Given task =>
Word for word, restate every line of the listing that follows.

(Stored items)
_ _ _

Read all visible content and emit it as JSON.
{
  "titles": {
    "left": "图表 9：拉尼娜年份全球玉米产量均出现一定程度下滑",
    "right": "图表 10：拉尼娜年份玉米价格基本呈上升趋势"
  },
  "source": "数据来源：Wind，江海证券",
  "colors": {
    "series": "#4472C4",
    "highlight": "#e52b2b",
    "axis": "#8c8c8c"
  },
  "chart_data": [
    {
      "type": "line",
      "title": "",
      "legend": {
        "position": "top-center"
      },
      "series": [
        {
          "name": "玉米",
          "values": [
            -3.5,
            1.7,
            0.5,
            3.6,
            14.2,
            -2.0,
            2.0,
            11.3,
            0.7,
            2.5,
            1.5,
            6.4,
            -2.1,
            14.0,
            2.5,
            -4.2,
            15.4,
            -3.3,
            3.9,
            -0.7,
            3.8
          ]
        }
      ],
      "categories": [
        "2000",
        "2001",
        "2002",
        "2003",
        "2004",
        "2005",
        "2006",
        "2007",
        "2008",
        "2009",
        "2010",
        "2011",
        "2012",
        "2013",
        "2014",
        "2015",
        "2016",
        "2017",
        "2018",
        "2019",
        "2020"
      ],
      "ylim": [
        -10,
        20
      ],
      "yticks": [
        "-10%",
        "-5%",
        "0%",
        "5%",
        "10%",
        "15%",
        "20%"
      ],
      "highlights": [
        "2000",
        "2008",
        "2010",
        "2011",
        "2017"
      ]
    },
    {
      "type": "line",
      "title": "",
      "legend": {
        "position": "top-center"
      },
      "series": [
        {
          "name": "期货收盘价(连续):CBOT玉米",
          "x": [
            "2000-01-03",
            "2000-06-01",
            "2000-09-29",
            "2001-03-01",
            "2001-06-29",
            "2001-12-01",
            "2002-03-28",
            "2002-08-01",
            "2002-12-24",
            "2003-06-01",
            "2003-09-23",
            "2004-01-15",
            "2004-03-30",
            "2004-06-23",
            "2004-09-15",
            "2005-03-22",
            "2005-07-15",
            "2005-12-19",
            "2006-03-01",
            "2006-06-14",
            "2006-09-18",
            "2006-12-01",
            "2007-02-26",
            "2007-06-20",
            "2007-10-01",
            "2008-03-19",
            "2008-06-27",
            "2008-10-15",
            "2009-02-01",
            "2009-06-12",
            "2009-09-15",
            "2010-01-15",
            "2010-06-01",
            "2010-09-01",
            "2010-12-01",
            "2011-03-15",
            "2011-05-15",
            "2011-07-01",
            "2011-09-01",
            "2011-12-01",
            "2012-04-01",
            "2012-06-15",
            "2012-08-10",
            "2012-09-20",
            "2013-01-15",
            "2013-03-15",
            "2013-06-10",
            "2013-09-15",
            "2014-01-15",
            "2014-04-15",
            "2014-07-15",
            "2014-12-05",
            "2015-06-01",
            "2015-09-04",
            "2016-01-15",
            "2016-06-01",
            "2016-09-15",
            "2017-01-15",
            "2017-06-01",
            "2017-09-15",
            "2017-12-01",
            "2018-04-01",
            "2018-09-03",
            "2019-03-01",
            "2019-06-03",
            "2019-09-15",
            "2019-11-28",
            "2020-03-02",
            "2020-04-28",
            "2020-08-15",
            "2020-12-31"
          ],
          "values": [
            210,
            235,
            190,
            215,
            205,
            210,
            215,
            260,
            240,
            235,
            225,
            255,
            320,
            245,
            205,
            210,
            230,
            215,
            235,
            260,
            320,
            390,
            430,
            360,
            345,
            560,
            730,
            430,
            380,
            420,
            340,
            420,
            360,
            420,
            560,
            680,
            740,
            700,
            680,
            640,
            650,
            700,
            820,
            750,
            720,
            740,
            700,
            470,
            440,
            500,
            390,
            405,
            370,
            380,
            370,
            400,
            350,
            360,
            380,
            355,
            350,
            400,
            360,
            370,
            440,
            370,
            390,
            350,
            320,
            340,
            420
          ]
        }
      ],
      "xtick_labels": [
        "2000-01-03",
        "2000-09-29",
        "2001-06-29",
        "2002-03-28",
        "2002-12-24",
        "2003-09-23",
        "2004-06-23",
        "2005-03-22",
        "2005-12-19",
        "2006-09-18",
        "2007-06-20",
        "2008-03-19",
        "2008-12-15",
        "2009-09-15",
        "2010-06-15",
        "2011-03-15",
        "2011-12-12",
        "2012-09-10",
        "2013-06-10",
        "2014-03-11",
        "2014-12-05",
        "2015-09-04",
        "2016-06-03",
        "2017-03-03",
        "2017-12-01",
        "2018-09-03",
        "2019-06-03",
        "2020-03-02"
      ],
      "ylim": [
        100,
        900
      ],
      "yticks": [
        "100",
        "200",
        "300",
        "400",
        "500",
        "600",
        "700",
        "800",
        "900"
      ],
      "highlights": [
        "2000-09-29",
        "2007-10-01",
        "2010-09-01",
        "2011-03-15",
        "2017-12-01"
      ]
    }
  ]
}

_ _ _

Exercise output =>
Read all visible content and emit it as JSON.
{
  "titles": {
    "left": "图表 9：拉尼娜年份全球玉米产量均出现一定程度下滑",
    "right": "图表 10：拉尼娜年份玉米价格基本呈上升趋势"
  },
  "source": "数据来源：Wind，江海证券",
  "colors": {
    "series": "#4472C4",
    "highlight": "#e52b2b",
    "axis": "#8c8c8c"
  },
  "chart_data": [
    {
      "type": "line",
      "title": "",
      "legend": {
        "position": "top-center"
      },
      "series": [
        {
          "name": "玉米",
          "values": [
            -3.5,
            1.7,
            0.5,
            3.6,
            14.2,
            -2.0,
            2.0,
            11.3,
            0.7,
            2.5,
            1.5,
            6.4,
            -2.1,
            14.0,
            2.5,
            -4.2,
            15.4,
            -3.3,
            3.9,
            -0.7,
            3.8
          ]
        }
      ],
      "categories": [
        "2000",
        "2001",
        "2002",
        "2003",
        "2004",
        "2005",
        "2006",
        "2007",
        "2008",
        "2009",
        "2010",
        "2011",
        "2012",
        "2013",
        "2014",
        "2015",
        "2016",
        "2017",
        "2018",
        "2019",
        "2020"
      ],
      "ylim": [
        -10,
        20
      ],
      "yticks": [
        "-10%",
        "-5%",
        "0%",
        "5%",
        "10%",
        "15%",
        "20%"
      ],
      "highlights": [
        "2000",
        "2008",
        "2010",
        "2011",
        "2017"
      ]
    },
    {
      "type": "line",
      "title": "",
      "legend": {
        "position": "top-center"
      },
      "series": [
        {
          "name": "期货收盘价(连续):CBOT玉米",
          "x": [
            "2000-01-03",
            "2000-06-01",
            "2000-09-29",
            "2001-03-01",
            "2001-06-29",
            "2001-12-01",
            "2002-03-28",
            "2002-08-01",
            "2002-12-24",
            "2003-06-01",
            "2003-09-23",
            "2004-01-15",
            "2004-03-30",
            "2004-06-23",
            "2004-09-15",
            "2005-03-22",
            "2005-07-15",
            "2005-12-19",
            "2006-03-01",
            "2006-06-14",
            "2006-09-18",
            "2006-12-01",
            "2007-02-26",
            "2007-06-20",
            "2007-10-01",
            "2008-03-19",
            "2008-06-27",
            "2008-10-15",
            "2009-02-01",
            "2009-06-12",
            "2009-09-15",
            "2010-01-15",
            "2010-06-01",
            "2010-09-01",
            "2010-12-01",
            "2011-03-15",
            "2011-05-15",
            "2011-07-01",
            "2011-09-01",
            "2011-12-01",
            "2012-04-01",
            "2012-06-15",
            "2012-08-10",
            "2012-09-20",
            "2013-01-15",
            "2013-03-15",
            "2013-06-10",
            "2013-09-15",
            "2014-01-15",
            "2014-04-15",
            "2014-07-15",
            "2014-12-05",
            "2015-06-01",
            "2015-09-04",
            "2016-01-15",
            "2016-06-01",
            "2016-09-15",
            "2017-01-15",
            "2017-06-01",
            "2017-09-15",
            "2017-12-01",
            "2018-04-01",
            "2018-09-03",
            "2019-03-01",
            "2019-06-03",
            "2019-09-15",
            "2019-11-28",
            "2020-03-02",
            "2020-04-28",
            "2020-08-15",
            "2020-12-31"
          ],
          "values": [
            210,
            235,
            190,
            215,
            205,
            210,
            215,
            260,
            240,
            235,
            225,
            255,
            320,
            245,
            205,
            210,
            230,
            215,
            235,
            260,
            320,
            390,
            430,
            360,
            345,
            560,
            730,
            430,
            380,
            420,
            340,
            420,
            360,
            420,
            560,
            680,
            740,
            700,
            680,
            640,
            650,
            700,
            820,
            750,
            720,
            740,
            700,
            470,
            440,
            500,
            390,
            405,
            370,
            380,
            370,
            400,
            350,
            360,
            380,
            355,
            350,
            400,
            360,
            370,
            440,
            370,
            390,
            350,
            320,
            340,
            420
          ]
        }
      ],
      "xtick_labels": [
        "2000-01-03",
        "2000-09-29",
        "2001-06-29",
        "2002-03-28",
        "2002-12-24",
        "2003-09-23",
        "2004-06-23",
        "2005-03-22",
        "2005-12-19",
        "2006-09-18",
        "2007-06-20",
        "2008-03-19",
        "2008-12-15",
        "2009-09-15",
        "2010-06-15",
        "2011-03-15",
        "2011-12-12",
        "2012-09-10",
        "2013-06-10",
        "2014-03-11",
        "2014-12-05",
        "2015-09-04",
        "2016-06-03",
        "2017-03-03",
        "2017-12-01",
        "2018-09-03",
        "2019-06-03",
        "2020-03-02"
      ],
      "ylim": [
        100,
        900
      ],
      "yticks": [
        "100",
        "200",
        "300",
        "400",
        "500",
        "600",
        "700",
        "800",
        "900"
      ],
      "highlights": [
        "2000-09-29",
        "2007-10-01",
        "2010-09-01",
        "2011-03-15",
        "2017-12-01"
      ]
    }
  ]
}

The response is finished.